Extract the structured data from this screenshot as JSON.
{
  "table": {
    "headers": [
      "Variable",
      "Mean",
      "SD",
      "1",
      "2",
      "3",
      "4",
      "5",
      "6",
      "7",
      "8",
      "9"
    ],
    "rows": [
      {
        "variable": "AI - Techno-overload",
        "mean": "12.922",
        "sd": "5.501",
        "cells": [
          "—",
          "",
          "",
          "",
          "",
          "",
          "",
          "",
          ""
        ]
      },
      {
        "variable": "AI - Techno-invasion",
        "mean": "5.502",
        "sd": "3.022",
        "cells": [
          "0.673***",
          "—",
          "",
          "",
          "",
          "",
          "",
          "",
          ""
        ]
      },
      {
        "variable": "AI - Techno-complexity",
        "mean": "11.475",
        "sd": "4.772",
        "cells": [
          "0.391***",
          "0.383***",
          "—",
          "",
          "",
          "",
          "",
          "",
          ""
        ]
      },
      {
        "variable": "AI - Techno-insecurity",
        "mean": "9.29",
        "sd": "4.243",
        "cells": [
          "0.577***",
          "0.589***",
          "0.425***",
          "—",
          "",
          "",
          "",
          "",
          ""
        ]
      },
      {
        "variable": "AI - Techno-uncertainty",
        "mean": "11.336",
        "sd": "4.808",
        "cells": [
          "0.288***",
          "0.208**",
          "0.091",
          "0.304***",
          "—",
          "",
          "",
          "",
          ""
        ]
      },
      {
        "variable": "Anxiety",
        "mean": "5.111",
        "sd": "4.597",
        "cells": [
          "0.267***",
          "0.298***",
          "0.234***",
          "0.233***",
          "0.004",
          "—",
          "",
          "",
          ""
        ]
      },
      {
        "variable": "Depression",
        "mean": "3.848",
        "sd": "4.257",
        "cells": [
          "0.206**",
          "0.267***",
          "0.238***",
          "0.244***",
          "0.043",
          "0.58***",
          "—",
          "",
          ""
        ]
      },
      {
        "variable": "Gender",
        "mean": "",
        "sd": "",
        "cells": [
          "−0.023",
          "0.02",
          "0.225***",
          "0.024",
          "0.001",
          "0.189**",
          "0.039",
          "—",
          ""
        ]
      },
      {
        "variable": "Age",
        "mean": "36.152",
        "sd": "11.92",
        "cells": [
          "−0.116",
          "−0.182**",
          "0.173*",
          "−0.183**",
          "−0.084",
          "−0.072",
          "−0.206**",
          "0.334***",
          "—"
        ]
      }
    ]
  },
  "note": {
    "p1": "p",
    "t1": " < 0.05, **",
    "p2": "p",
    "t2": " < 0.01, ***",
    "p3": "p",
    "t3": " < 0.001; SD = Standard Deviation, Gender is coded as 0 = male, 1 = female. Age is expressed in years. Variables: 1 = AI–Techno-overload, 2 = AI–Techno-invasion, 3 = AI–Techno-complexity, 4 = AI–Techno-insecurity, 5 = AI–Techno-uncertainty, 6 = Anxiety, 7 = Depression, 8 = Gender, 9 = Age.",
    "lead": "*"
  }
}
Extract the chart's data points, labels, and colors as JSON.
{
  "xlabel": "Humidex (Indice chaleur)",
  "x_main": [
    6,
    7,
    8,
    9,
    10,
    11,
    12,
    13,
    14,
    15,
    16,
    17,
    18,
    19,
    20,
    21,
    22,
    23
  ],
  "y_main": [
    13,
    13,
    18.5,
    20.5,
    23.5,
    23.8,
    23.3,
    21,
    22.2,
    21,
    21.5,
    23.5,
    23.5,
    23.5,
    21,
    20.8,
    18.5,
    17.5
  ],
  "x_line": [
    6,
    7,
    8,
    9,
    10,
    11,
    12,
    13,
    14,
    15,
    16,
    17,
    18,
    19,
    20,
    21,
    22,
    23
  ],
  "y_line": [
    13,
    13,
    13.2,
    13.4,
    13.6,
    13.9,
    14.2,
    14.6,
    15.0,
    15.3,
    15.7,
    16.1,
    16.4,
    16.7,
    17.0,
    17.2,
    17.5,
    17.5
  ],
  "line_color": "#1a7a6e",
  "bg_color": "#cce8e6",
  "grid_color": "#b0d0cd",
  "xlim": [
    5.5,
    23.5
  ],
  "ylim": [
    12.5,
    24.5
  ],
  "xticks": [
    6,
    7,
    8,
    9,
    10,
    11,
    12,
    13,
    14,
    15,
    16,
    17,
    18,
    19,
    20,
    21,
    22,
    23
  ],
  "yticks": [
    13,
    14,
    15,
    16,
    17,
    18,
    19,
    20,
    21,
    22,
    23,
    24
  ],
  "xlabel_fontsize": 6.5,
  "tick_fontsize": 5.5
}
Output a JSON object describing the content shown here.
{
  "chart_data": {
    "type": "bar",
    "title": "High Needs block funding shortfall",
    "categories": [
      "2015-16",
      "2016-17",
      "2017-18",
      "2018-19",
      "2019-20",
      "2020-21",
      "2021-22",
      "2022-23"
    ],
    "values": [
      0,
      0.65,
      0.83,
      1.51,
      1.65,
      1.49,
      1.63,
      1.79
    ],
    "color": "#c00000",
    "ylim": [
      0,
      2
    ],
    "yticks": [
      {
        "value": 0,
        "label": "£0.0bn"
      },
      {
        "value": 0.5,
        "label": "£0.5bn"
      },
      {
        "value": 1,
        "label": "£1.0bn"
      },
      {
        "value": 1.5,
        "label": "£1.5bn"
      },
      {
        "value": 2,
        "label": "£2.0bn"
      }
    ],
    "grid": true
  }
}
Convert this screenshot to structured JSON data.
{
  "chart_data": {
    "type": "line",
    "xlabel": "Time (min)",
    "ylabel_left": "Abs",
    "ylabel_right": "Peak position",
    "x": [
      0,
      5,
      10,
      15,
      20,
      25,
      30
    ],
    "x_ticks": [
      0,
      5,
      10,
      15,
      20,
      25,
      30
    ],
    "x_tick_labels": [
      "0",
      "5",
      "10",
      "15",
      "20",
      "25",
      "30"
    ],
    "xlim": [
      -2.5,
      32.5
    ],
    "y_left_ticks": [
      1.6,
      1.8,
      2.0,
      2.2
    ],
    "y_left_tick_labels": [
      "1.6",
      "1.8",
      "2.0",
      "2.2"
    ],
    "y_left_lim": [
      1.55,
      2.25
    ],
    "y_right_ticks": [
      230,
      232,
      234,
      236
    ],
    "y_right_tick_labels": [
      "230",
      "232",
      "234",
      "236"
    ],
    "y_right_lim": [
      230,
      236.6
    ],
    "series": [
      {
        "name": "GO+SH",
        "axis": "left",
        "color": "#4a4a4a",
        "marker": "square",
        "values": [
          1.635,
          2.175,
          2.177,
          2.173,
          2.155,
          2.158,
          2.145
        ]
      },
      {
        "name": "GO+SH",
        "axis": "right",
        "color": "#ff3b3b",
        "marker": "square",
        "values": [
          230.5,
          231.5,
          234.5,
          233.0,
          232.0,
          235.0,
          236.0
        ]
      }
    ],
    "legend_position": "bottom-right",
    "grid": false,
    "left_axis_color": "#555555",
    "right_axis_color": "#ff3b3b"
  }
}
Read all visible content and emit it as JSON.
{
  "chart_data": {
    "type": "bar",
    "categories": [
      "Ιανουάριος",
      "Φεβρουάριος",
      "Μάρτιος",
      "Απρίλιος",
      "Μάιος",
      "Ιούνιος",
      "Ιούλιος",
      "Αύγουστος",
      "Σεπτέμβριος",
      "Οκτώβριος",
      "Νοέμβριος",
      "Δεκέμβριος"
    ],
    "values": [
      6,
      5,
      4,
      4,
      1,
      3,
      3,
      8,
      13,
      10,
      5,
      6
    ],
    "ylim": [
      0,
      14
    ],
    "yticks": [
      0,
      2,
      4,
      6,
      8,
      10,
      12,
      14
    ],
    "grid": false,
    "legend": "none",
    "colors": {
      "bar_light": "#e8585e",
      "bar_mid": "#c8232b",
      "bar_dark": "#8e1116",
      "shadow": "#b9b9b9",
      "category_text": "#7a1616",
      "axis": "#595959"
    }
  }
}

[Set task]: A single figure is required: the number of lines above in which the word "complexity" occurs.

[Answer to the problem]: 2